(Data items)
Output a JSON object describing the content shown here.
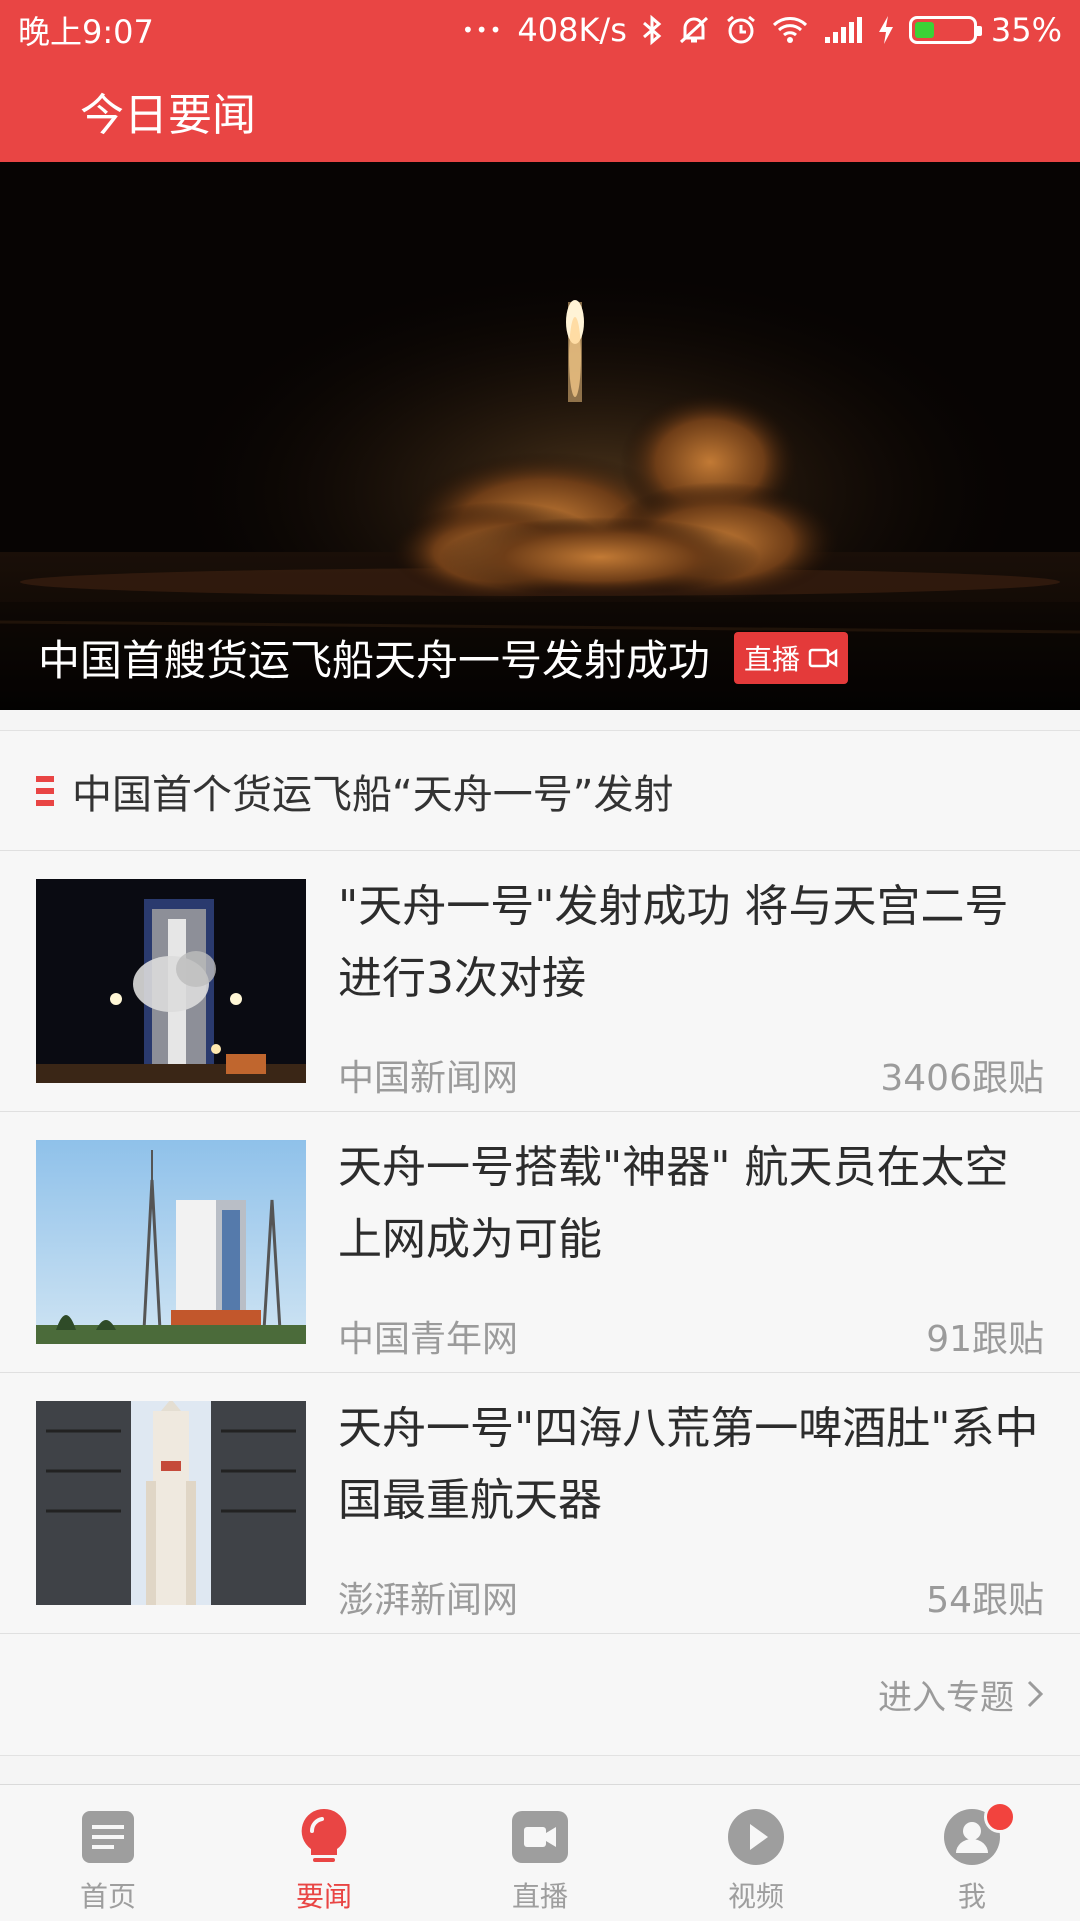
{
  "status_bar": {
    "time": "晚上9:07",
    "dots": "•••",
    "network_speed": "408K/s",
    "battery_percent": "35%",
    "battery_level": 0.35
  },
  "header": {
    "title": "今日要闻"
  },
  "hero": {
    "caption": "中国首艘货运飞船天舟一号发射成功",
    "badge": "直播"
  },
  "topic": {
    "title": "中国首个货运飞船“天舟一号”发射",
    "articles": [
      {
        "title": "\"天舟一号\"发射成功 将与天宫二号进行3次对接",
        "source": "中国新闻网",
        "comments": "3406跟贴"
      },
      {
        "title": "天舟一号搭载\"神器\" 航天员在太空上网成为可能",
        "source": "中国青年网",
        "comments": "91跟贴"
      },
      {
        "title": "天舟一号\"四海八荒第一啤酒肚\"系中国最重航天器",
        "source": "澎湃新闻网",
        "comments": "54跟贴"
      }
    ],
    "enter_label": "进入专题"
  },
  "bottom_nav": {
    "items": [
      {
        "label": "首页",
        "icon": "document-icon"
      },
      {
        "label": "要闻",
        "icon": "lightbulb-icon",
        "active": true
      },
      {
        "label": "直播",
        "icon": "video-camera-icon"
      },
      {
        "label": "视频",
        "icon": "play-icon"
      },
      {
        "label": "我",
        "icon": "user-icon",
        "badge": true
      }
    ]
  },
  "colors": {
    "brand_red": "#e94544",
    "text_gray": "#9b9b9b"
  }
}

GIVEN REQUEST: Say how many lines in the records above hold "source", and give no other text.

EXERCISE SOLUTION: 3